Stated task: Would you transcribe the whole listing exactly, minus its pictures?
>> START Entries provided
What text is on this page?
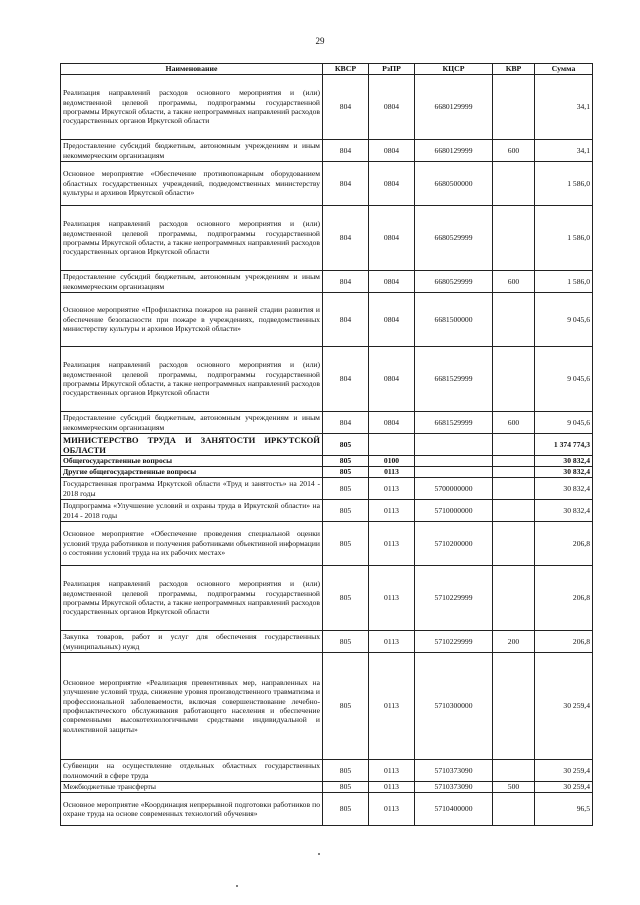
29
Наименование	КВСР	РзПР	КЦСР	КВР	Сумма
Реализация направлений расходов основного мероприятия и (или) ведомственной целевой программы, подпрограммы государственной программы Иркутской области, а также непрограммных направлений расходов государственных органов Иркутской области	804	0804	6680129999		34,1
Предоставление субсидий бюджетным, автономным учреждениям и иным некоммерческим организациям	804	0804	6680129999	600	34,1
Основное мероприятие «Обеспечение противопожарным оборудованием областных государственных учреждений, подведомственных министерству культуры и архивов Иркутской области»	804	0804	6680500000		1 586,0
Реализация направлений расходов основного мероприятия и (или) ведомственной целевой программы, подпрограммы государственной программы Иркутской области, а также непрограммных направлений расходов государственных органов Иркутской области	804	0804	6680529999		1 586,0
Предоставление субсидий бюджетным, автономным учреждениям и иным некоммерческим организациям	804	0804	6680529999	600	1 586,0
Основное мероприятие «Профилактика пожаров на ранней стадии развития и обеспечение безопасности при пожаре в учреждениях, подведомственных министерству культуры и архивов Иркутской области»	804	0804	6681500000		9 045,6
Реализация направлений расходов основного мероприятия и (или) ведомственной целевой программы, подпрограммы государственной программы Иркутской области, а также непрограммных направлений расходов государственных органов Иркутской области	804	0804	6681529999		9 045,6
Предоставление субсидий бюджетным, автономным учреждениям и иным некоммерческим организациям	804	0804	6681529999	600	9 045,6
МИНИСТЕРСТВО ТРУДА И ЗАНЯТОСТИ ИРКУТСКОЙ ОБЛАСТИ	805				1 374 774,3
Общегосударственные вопросы	805	0100			30 832,4
Другие общегосударственные вопросы	805	0113			30 832,4
Государственная программа Иркутской области «Труд и занятость» на 2014 - 2018 годы	805	0113	5700000000		30 832,4
Подпрограмма «Улучшение условий и охраны труда в Иркутской области» на 2014 - 2018 годы	805	0113	5710000000		30 832,4
Основное мероприятие «Обеспечение проведения специальной оценки условий труда работников и получения работниками объективной информации о состоянии условий труда на их рабочих местах»	805	0113	5710200000		206,8
Реализация направлений расходов основного мероприятия и (или) ведомственной целевой программы, подпрограммы государственной программы Иркутской области, а также непрограммных направлений расходов государственных органов Иркутской области	805	0113	5710229999		206,8
Закупка товаров, работ и услуг для обеспечения государственных (муниципальных) нужд	805	0113	5710229999	200	206,8
Основное мероприятие «Реализация превентивных мер, направленных на улучшение условий труда, снижение уровня производственного травматизма и профессиональной заболеваемости, включая совершенствование лечебно-профилактического обслуживания работающего населения и обеспечение современными высокотехнологичными средствами индивидуальной и коллективной защиты»	805	0113	5710300000		30 259,4
Субвенции на осуществление отдельных областных государственных полномочий в сфере труда	805	0113	5710373090		30 259,4
Межбюджетные трансферты	805	0113	5710373090	500	30 259,4
Основное мероприятие «Координация непрерывной подготовки работников по охране труда на основе современных технологий обучения»	805	0113	5710400000		96,5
>> END Entries provided
Written response:
What text is on this page?
29
Наименование	КВСР	РзПР	КЦСР	КВР	Сумма
Реализация направлений расходов основного мероприятия и (или) ведомственной целевой программы, подпрограммы государственной программы Иркутской области, а также непрограммных направлений расходов государственных органов Иркутской области	804	0804	6680129999		34,1
Предоставление субсидий бюджетным, автономным учреждениям и иным некоммерческим организациям	804	0804	6680129999	600	34,1
Основное мероприятие «Обеспечение противопожарным оборудованием областных государственных учреждений, подведомственных министерству культуры и архивов Иркутской области»	804	0804	6680500000		1 586,0
Реализация направлений расходов основного мероприятия и (или) ведомственной целевой программы, подпрограммы государственной программы Иркутской области, а также непрограммных направлений расходов государственных органов Иркутской области	804	0804	6680529999		1 586,0
Предоставление субсидий бюджетным, автономным учреждениям и иным некоммерческим организациям	804	0804	6680529999	600	1 586,0
Основное мероприятие «Профилактика пожаров на ранней стадии развития и обеспечение безопасности при пожаре в учреждениях, подведомственных министерству культуры и архивов Иркутской области»	804	0804	6681500000		9 045,6
Реализация направлений расходов основного мероприятия и (или) ведомственной целевой программы, подпрограммы государственной программы Иркутской области, а также непрограммных направлений расходов государственных органов Иркутской области	804	0804	6681529999		9 045,6
Предоставление субсидий бюджетным, автономным учреждениям и иным некоммерческим организациям	804	0804	6681529999	600	9 045,6
МИНИСТЕРСТВО ТРУДА И ЗАНЯТОСТИ ИРКУТСКОЙ ОБЛАСТИ	805				1 374 774,3
Общегосударственные вопросы	805	0100			30 832,4
Другие общегосударственные вопросы	805	0113			30 832,4
Государственная программа Иркутской области «Труд и занятость» на 2014 - 2018 годы	805	0113	5700000000		30 832,4
Подпрограмма «Улучшение условий и охраны труда в Иркутской области» на 2014 - 2018 годы	805	0113	5710000000		30 832,4
Основное мероприятие «Обеспечение проведения специальной оценки условий труда работников и получения работниками объективной информации о состоянии условий труда на их рабочих местах»	805	0113	5710200000		206,8
Реализация направлений расходов основного мероприятия и (или) ведомственной целевой программы, подпрограммы государственной программы Иркутской области, а также непрограммных направлений расходов государственных органов Иркутской области	805	0113	5710229999		206,8
Закупка товаров, работ и услуг для обеспечения государственных (муниципальных) нужд	805	0113	5710229999	200	206,8
Основное мероприятие «Реализация превентивных мер, направленных на улучшение условий труда, снижение уровня производственного травматизма и профессиональной заболеваемости, включая совершенствование лечебно-профилактического обслуживания работающего населения и обеспечение современными высокотехнологичными средствами индивидуальной и коллективной защиты»	805	0113	5710300000		30 259,4
Субвенции на осуществление отдельных областных государственных полномочий в сфере труда	805	0113	5710373090		30 259,4
Межбюджетные трансферты	805	0113	5710373090	500	30 259,4
Основное мероприятие «Координация непрерывной подготовки работников по охране труда на основе современных технологий обучения»	805	0113	5710400000		96,5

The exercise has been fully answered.